• **WORK ITEM**
Keeping every word intact, reproduce all of the records.
──────
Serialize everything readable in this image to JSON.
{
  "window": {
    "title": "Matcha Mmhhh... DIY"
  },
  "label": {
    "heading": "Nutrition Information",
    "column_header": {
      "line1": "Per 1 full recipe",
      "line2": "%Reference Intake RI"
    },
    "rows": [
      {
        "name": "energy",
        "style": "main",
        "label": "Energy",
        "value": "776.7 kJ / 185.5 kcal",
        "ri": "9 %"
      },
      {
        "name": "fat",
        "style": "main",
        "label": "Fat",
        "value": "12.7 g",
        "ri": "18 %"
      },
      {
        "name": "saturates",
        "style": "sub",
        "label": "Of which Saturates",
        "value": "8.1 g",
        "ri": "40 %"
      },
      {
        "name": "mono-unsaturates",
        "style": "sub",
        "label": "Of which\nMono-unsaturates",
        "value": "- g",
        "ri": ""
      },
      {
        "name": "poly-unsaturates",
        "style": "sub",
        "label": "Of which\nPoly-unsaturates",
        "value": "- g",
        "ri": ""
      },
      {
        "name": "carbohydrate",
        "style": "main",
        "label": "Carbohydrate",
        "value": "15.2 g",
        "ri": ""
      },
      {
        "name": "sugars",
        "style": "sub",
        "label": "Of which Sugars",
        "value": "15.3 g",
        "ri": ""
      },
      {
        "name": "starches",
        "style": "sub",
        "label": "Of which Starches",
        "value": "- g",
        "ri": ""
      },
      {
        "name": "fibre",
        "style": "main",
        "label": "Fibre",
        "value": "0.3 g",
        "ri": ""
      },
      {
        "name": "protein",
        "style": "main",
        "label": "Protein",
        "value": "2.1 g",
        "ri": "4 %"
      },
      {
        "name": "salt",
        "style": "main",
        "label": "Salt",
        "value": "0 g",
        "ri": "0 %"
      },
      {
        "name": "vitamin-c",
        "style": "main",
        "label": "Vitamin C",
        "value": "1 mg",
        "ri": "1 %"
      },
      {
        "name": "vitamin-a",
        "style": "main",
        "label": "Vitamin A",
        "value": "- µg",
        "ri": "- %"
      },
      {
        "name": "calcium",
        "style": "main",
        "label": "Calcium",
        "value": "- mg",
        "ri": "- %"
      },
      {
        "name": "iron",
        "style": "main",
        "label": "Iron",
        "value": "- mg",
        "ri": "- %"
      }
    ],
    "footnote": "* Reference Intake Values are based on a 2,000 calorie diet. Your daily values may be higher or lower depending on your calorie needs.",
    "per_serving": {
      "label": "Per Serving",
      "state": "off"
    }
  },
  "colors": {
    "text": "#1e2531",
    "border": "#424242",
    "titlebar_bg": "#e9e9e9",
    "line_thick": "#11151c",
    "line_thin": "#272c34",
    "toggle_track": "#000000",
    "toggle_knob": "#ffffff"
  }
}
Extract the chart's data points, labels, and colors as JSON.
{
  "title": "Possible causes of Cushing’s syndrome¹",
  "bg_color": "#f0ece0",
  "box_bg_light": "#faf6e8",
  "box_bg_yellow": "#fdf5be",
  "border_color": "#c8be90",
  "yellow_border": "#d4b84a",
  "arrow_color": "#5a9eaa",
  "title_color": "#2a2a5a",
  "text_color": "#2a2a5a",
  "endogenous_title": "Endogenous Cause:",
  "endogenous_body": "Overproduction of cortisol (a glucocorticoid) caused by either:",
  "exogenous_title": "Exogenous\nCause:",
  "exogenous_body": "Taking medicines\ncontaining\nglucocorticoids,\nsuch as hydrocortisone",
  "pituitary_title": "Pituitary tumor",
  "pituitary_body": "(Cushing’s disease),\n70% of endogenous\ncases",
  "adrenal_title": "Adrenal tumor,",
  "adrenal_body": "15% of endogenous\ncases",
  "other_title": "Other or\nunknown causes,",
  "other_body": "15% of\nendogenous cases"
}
──────
• **ANSWER BOX**
Serialize everything readable in this image to JSON.
{
  "window": {
    "title": "Matcha Mmhhh... DIY"
  },
  "label": {
    "heading": "Nutrition Information",
    "column_header": {
      "line1": "Per 1 full recipe",
      "line2": "%Reference Intake RI"
    },
    "rows": [
      {
        "name": "energy",
        "style": "main",
        "label": "Energy",
        "value": "776.7 kJ / 185.5 kcal",
        "ri": "9 %"
      },
      {
        "name": "fat",
        "style": "main",
        "label": "Fat",
        "value": "12.7 g",
        "ri": "18 %"
      },
      {
        "name": "saturates",
        "style": "sub",
        "label": "Of which Saturates",
        "value": "8.1 g",
        "ri": "40 %"
      },
      {
        "name": "mono-unsaturates",
        "style": "sub",
        "label": "Of which\nMono-unsaturates",
        "value": "- g",
        "ri": ""
      },
      {
        "name": "poly-unsaturates",
        "style": "sub",
        "label": "Of which\nPoly-unsaturates",
        "value": "- g",
        "ri": ""
      },
      {
        "name": "carbohydrate",
        "style": "main",
        "label": "Carbohydrate",
        "value": "15.2 g",
        "ri": ""
      },
      {
        "name": "sugars",
        "style": "sub",
        "label": "Of which Sugars",
        "value": "15.3 g",
        "ri": ""
      },
      {
        "name": "starches",
        "style": "sub",
        "label": "Of which Starches",
        "value": "- g",
        "ri": ""
      },
      {
        "name": "fibre",
        "style": "main",
        "label": "Fibre",
        "value": "0.3 g",
        "ri": ""
      },
      {
        "name": "protein",
        "style": "main",
        "label": "Protein",
        "value": "2.1 g",
        "ri": "4 %"
      },
      {
        "name": "salt",
        "style": "main",
        "label": "Salt",
        "value": "0 g",
        "ri": "0 %"
      },
      {
        "name": "vitamin-c",
        "style": "main",
        "label": "Vitamin C",
        "value": "1 mg",
        "ri": "1 %"
      },
      {
        "name": "vitamin-a",
        "style": "main",
        "label": "Vitamin A",
        "value": "- µg",
        "ri": "- %"
      },
      {
        "name": "calcium",
        "style": "main",
        "label": "Calcium",
        "value": "- mg",
        "ri": "- %"
      },
      {
        "name": "iron",
        "style": "main",
        "label": "Iron",
        "value": "- mg",
        "ri": "- %"
      }
    ],
    "footnote": "* Reference Intake Values are based on a 2,000 calorie diet. Your daily values may be higher or lower depending on your calorie needs.",
    "per_serving": {
      "label": "Per Serving",
      "state": "off"
    }
  },
  "colors": {
    "text": "#1e2531",
    "border": "#424242",
    "titlebar_bg": "#e9e9e9",
    "line_thick": "#11151c",
    "line_thin": "#272c34",
    "toggle_track": "#000000",
    "toggle_knob": "#ffffff"
  }
}
Extract the chart's data points, labels, and colors as JSON.
{
  "title": "Possible causes of Cushing’s syndrome¹",
  "bg_color": "#f0ece0",
  "box_bg_light": "#faf6e8",
  "box_bg_yellow": "#fdf5be",
  "border_color": "#c8be90",
  "yellow_border": "#d4b84a",
  "arrow_color": "#5a9eaa",
  "title_color": "#2a2a5a",
  "text_color": "#2a2a5a",
  "endogenous_title": "Endogenous Cause:",
  "endogenous_body": "Overproduction of cortisol (a glucocorticoid) caused by either:",
  "exogenous_title": "Exogenous\nCause:",
  "exogenous_body": "Taking medicines\ncontaining\nglucocorticoids,\nsuch as hydrocortisone",
  "pituitary_title": "Pituitary tumor",
  "pituitary_body": "(Cushing’s disease),\n70% of endogenous\ncases",
  "adrenal_title": "Adrenal tumor,",
  "adrenal_body": "15% of endogenous\ncases",
  "other_title": "Other or\nunknown causes,",
  "other_body": "15% of\nendogenous cases"
}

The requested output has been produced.